__What this task involves__: Copy each line of the material below that includes the string "SIZE".
## start Data for processing
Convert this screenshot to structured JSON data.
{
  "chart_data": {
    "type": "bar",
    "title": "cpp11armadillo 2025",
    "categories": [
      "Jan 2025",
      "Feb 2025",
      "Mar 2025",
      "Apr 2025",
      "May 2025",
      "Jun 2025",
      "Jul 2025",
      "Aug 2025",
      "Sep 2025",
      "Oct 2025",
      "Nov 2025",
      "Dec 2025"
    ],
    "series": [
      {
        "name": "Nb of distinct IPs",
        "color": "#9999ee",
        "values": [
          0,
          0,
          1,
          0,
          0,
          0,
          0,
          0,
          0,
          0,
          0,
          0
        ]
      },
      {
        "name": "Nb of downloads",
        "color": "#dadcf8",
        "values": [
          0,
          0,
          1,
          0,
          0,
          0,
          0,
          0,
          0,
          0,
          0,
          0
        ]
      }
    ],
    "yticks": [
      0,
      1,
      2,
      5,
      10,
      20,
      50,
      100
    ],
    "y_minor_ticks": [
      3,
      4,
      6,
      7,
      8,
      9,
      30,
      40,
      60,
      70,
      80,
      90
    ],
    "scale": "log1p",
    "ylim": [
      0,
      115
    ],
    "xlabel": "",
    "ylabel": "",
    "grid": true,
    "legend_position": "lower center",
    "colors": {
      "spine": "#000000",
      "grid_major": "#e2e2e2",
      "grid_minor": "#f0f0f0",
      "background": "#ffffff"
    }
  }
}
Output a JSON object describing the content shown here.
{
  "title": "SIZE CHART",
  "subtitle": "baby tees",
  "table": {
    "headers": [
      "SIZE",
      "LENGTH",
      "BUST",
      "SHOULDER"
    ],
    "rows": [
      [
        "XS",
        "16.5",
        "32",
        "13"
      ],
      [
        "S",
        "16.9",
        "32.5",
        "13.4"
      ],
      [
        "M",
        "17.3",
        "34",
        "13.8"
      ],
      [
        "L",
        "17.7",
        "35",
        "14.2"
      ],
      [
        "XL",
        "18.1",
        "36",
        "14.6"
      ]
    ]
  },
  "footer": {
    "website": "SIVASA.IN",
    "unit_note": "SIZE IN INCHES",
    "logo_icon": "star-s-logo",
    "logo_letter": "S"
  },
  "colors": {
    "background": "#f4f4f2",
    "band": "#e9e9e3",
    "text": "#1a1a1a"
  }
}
## end Data for processing
__Exercise output__:
  "title": "SIZE CHART",
      "SIZE",
    "unit_note": "SIZE IN INCHES",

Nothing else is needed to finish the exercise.